■ Source data ■
◇ ◇ ◇ ◇ ◇

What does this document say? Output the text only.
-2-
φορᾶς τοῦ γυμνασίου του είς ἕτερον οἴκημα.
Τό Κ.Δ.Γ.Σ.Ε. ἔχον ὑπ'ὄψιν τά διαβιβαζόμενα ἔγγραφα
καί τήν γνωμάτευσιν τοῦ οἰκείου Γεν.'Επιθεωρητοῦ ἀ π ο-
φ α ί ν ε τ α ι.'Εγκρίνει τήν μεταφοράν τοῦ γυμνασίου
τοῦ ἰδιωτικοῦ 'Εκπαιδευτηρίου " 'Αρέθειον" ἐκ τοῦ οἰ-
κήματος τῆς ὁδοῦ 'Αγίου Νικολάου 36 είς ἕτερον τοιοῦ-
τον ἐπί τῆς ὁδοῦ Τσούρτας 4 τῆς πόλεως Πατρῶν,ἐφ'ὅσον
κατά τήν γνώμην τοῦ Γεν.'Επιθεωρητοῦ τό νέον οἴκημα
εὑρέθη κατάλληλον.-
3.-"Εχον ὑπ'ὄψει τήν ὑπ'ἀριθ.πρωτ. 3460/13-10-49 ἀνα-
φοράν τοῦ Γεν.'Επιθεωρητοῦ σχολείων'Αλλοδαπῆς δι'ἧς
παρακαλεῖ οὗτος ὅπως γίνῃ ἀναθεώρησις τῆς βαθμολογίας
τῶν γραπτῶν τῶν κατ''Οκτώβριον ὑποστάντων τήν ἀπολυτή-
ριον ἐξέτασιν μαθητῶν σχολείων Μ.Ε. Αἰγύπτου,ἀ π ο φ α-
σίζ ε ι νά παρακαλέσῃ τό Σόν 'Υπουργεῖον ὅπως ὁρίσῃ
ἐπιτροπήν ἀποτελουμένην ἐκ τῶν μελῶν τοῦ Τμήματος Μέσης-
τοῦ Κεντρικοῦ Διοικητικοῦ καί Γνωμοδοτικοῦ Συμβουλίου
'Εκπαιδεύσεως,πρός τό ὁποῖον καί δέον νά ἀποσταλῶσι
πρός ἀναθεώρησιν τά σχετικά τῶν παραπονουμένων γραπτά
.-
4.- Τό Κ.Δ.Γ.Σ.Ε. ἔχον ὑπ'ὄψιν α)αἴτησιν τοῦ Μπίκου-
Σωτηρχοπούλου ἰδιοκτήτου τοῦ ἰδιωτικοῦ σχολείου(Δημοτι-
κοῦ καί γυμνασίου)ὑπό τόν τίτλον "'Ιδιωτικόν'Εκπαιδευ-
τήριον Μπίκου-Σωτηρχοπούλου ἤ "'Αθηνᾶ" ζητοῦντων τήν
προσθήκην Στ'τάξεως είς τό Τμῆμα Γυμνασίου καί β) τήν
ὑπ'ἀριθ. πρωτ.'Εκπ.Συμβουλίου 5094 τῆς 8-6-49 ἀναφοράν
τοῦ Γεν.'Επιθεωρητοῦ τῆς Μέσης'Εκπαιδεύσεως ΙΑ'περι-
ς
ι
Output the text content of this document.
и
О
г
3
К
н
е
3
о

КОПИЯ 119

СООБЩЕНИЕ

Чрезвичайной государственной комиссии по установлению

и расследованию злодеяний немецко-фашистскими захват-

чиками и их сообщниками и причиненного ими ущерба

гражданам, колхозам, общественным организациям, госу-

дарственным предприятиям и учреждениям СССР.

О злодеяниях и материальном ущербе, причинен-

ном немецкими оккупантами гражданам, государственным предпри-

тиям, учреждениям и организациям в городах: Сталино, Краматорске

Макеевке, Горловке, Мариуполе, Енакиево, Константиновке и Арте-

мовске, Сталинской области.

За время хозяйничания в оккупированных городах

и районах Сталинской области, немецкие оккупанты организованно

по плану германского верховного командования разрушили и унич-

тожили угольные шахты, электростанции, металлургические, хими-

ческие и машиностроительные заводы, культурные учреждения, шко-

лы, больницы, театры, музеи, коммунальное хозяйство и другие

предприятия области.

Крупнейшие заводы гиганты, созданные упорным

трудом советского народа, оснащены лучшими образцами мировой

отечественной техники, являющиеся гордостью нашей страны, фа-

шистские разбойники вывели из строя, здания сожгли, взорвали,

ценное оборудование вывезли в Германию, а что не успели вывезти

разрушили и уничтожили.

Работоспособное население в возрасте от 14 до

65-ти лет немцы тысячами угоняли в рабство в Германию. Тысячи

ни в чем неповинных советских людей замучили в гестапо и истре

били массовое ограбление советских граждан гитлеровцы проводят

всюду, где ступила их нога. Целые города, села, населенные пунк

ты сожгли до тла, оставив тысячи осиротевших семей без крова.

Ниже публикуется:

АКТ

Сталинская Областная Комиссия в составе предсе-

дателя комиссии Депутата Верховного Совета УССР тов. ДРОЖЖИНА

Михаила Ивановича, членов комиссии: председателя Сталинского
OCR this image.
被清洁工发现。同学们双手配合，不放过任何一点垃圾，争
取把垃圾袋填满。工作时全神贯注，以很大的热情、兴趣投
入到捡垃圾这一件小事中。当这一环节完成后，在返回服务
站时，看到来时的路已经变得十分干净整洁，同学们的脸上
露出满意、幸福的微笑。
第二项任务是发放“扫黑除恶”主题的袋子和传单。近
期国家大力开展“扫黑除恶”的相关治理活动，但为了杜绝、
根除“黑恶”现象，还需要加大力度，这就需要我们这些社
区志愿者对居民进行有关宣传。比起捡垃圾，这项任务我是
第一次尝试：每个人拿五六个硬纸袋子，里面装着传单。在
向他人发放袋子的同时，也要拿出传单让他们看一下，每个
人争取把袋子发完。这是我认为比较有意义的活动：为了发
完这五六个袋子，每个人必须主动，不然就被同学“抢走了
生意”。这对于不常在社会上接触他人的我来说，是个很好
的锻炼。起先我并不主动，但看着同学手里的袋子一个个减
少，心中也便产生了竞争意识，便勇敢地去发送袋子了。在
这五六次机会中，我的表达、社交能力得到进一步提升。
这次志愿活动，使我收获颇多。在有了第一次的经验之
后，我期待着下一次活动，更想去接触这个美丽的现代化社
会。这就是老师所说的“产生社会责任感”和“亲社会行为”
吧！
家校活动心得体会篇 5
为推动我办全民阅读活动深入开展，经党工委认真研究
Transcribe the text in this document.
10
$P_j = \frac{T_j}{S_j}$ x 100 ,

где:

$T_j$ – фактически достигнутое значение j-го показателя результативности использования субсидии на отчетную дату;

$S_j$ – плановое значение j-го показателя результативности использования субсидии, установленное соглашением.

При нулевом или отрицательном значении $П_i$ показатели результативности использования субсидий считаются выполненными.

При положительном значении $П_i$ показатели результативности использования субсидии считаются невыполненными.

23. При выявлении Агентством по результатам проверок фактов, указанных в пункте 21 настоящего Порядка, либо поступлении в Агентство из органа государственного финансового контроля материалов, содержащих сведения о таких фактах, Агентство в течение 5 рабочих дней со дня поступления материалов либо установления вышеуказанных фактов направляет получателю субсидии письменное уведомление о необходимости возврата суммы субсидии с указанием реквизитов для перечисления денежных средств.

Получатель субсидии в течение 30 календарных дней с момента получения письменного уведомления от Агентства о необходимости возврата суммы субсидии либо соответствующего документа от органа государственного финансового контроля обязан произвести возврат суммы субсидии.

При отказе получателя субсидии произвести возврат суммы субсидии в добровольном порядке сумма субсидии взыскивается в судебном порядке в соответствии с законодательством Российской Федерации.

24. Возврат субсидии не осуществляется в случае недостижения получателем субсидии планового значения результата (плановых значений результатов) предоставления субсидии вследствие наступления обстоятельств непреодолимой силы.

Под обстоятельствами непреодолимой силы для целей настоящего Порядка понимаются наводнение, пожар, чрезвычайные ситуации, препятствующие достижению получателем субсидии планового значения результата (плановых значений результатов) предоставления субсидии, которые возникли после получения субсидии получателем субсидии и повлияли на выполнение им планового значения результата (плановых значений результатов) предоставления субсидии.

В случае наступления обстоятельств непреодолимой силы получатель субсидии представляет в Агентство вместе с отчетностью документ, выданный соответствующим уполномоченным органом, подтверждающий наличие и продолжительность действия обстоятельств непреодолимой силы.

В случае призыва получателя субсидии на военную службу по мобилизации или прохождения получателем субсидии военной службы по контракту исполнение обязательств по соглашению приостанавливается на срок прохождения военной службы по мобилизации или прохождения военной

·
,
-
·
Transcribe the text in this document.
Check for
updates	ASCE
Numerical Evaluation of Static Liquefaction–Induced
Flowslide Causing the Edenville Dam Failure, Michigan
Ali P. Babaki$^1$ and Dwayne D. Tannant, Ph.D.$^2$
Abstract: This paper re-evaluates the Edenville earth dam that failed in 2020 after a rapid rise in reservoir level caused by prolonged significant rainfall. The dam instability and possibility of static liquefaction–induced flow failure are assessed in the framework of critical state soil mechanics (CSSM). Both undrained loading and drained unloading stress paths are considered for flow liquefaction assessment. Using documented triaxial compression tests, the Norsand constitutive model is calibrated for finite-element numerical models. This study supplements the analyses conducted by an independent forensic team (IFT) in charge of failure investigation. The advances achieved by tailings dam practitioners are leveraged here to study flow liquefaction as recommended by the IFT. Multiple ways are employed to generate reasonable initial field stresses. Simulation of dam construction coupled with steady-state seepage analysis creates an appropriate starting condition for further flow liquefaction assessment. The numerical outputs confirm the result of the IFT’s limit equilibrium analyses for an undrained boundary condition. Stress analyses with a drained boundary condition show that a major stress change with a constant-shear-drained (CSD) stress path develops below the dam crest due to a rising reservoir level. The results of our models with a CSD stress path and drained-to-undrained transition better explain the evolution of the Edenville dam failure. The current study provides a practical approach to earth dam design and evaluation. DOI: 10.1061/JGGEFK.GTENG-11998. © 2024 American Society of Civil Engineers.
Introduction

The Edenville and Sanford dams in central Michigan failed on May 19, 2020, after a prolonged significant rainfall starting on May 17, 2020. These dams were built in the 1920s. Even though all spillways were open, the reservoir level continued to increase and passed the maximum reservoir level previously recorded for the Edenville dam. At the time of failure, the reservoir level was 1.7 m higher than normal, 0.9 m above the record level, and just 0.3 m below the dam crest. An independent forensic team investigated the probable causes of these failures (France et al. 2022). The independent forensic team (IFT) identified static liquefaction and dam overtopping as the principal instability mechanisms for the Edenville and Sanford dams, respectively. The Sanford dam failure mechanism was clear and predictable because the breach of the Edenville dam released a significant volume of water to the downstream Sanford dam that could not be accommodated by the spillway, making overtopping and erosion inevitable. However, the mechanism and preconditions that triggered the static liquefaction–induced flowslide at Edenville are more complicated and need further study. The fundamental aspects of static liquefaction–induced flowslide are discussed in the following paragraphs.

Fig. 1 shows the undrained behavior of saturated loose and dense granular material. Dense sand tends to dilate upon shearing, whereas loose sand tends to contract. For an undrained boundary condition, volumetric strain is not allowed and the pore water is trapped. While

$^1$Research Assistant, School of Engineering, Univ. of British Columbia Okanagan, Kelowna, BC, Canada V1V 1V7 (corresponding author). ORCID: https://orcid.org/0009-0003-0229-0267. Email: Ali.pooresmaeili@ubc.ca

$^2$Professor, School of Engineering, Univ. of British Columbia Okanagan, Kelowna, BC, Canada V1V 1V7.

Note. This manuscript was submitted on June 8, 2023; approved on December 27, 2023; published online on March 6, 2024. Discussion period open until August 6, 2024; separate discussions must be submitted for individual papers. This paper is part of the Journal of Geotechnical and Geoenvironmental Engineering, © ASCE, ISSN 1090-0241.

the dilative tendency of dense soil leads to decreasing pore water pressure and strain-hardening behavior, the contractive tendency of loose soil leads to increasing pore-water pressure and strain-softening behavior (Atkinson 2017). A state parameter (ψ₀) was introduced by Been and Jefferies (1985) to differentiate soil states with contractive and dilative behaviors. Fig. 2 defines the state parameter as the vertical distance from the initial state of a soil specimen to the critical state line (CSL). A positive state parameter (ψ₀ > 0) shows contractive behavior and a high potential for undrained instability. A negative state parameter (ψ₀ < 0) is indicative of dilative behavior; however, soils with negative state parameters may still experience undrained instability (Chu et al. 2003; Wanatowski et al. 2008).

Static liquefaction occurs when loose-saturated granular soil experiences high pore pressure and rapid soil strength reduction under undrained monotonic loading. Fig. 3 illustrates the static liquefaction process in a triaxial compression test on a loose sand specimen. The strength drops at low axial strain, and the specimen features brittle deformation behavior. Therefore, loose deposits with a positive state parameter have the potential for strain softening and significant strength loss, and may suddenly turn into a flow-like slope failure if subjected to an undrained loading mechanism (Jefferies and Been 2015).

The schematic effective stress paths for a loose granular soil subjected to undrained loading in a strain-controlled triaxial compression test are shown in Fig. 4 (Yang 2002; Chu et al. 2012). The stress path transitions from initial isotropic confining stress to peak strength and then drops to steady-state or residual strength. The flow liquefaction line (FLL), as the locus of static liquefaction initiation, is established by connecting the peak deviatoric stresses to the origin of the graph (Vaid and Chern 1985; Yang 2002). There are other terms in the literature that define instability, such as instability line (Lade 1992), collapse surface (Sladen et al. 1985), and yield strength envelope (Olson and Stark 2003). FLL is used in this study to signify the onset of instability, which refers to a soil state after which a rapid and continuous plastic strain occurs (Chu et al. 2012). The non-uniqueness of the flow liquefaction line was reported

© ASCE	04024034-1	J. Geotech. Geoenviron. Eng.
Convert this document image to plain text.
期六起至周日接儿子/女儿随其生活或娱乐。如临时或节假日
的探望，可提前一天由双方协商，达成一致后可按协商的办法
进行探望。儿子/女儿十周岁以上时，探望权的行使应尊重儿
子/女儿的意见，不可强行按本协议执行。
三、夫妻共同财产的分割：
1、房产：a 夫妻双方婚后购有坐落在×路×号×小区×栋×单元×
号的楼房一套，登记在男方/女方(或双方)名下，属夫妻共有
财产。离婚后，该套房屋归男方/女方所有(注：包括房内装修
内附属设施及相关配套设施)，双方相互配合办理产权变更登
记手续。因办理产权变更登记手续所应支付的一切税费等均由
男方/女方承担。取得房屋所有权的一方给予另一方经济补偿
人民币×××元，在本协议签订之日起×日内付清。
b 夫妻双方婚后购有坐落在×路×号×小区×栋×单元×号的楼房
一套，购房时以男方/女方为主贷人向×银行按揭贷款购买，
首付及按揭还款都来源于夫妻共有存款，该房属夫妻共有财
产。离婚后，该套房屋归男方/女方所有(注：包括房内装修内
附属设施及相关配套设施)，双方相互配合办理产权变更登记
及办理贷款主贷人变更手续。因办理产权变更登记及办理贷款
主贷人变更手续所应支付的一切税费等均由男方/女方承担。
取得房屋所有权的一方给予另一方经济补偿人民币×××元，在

◇ ◇ ◇ ◇ ◇

■ Problem statement ■
Repeat, exactly and only, the lines above from the one containing "Convert this document image to plain text." through the end of the material.

■ The result ■
Convert this document image to plain text.
期六起至周日接儿子/女儿随其生活或娱乐。如临时或节假日
的探望，可提前一天由双方协商，达成一致后可按协商的办法
进行探望。儿子/女儿十周岁以上时，探望权的行使应尊重儿
子/女儿的意见，不可强行按本协议执行。
三、夫妻共同财产的分割：
1、房产：a 夫妻双方婚后购有坐落在×路×号×小区×栋×单元×
号的楼房一套，登记在男方/女方(或双方)名下，属夫妻共有
财产。离婚后，该套房屋归男方/女方所有(注：包括房内装修
内附属设施及相关配套设施)，双方相互配合办理产权变更登
记手续。因办理产权变更登记手续所应支付的一切税费等均由
男方/女方承担。取得房屋所有权的一方给予另一方经济补偿
人民币×××元，在本协议签订之日起×日内付清。
b 夫妻双方婚后购有坐落在×路×号×小区×栋×单元×号的楼房
一套，购房时以男方/女方为主贷人向×银行按揭贷款购买，
首付及按揭还款都来源于夫妻共有存款，该房属夫妻共有财
产。离婚后，该套房屋归男方/女方所有(注：包括房内装修内
附属设施及相关配套设施)，双方相互配合办理产权变更登记
及办理贷款主贷人变更手续。因办理产权变更登记及办理贷款
主贷人变更手续所应支付的一切税费等均由男方/女方承担。
取得房屋所有权的一方给予另一方经济补偿人民币×××元，在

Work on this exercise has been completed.